■ Requirements:
Omit the pictures, then reproduce every remaining record exactly.

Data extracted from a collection
_ _ _ _ _ _ _

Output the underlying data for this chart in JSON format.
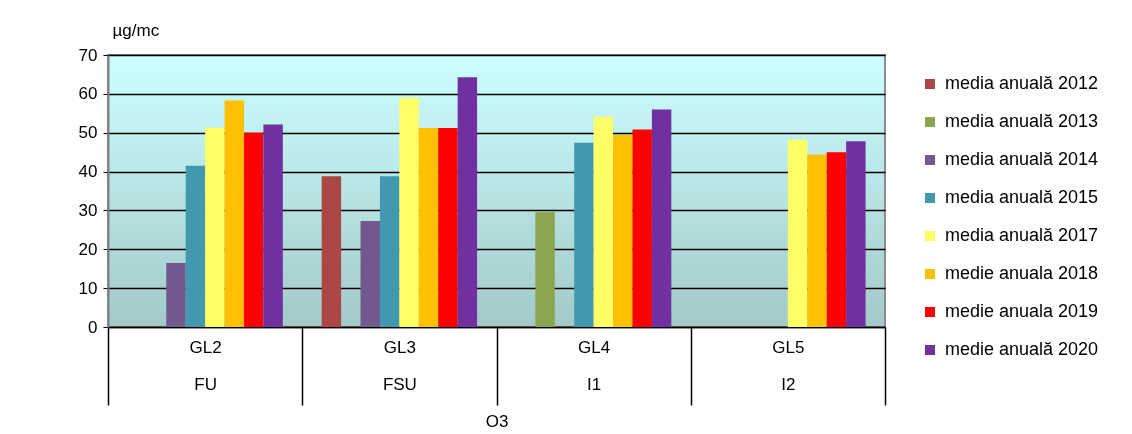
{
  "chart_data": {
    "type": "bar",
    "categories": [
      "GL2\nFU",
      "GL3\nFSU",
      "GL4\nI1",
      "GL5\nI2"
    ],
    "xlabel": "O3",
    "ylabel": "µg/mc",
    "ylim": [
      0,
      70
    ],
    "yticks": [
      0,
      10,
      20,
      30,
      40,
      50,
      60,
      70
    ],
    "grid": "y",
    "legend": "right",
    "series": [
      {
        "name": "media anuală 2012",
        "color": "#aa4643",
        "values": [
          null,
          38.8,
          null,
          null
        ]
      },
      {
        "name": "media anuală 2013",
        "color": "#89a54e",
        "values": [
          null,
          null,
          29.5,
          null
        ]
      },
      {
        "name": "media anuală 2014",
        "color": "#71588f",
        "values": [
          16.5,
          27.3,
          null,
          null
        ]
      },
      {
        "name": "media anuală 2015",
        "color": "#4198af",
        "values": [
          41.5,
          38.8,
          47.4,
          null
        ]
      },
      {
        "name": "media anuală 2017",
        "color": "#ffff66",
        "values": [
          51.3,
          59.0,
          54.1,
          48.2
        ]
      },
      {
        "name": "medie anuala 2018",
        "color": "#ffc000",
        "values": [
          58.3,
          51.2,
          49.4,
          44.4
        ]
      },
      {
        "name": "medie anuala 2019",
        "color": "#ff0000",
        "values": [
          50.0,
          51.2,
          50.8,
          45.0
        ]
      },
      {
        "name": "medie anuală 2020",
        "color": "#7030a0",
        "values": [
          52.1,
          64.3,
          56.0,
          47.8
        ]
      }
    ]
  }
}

_ _ _ _ _ _ _

■ Worked answer:
Output the underlying data for this chart in JSON format.
{
  "chart_data": {
    "type": "bar",
    "categories": [
      "GL2\nFU",
      "GL3\nFSU",
      "GL4\nI1",
      "GL5\nI2"
    ],
    "xlabel": "O3",
    "ylabel": "µg/mc",
    "ylim": [
      0,
      70
    ],
    "yticks": [
      0,
      10,
      20,
      30,
      40,
      50,
      60,
      70
    ],
    "grid": "y",
    "legend": "right",
    "series": [
      {
        "name": "media anuală 2012",
        "color": "#aa4643",
        "values": [
          null,
          38.8,
          null,
          null
        ]
      },
      {
        "name": "media anuală 2013",
        "color": "#89a54e",
        "values": [
          null,
          null,
          29.5,
          null
        ]
      },
      {
        "name": "media anuală 2014",
        "color": "#71588f",
        "values": [
          16.5,
          27.3,
          null,
          null
        ]
      },
      {
        "name": "media anuală 2015",
        "color": "#4198af",
        "values": [
          41.5,
          38.8,
          47.4,
          null
        ]
      },
      {
        "name": "media anuală 2017",
        "color": "#ffff66",
        "values": [
          51.3,
          59.0,
          54.1,
          48.2
        ]
      },
      {
        "name": "medie anuala 2018",
        "color": "#ffc000",
        "values": [
          58.3,
          51.2,
          49.4,
          44.4
        ]
      },
      {
        "name": "medie anuala 2019",
        "color": "#ff0000",
        "values": [
          50.0,
          51.2,
          50.8,
          45.0
        ]
      },
      {
        "name": "medie anuală 2020",
        "color": "#7030a0",
        "values": [
          52.1,
          64.3,
          56.0,
          47.8
        ]
      }
    ]
  }
}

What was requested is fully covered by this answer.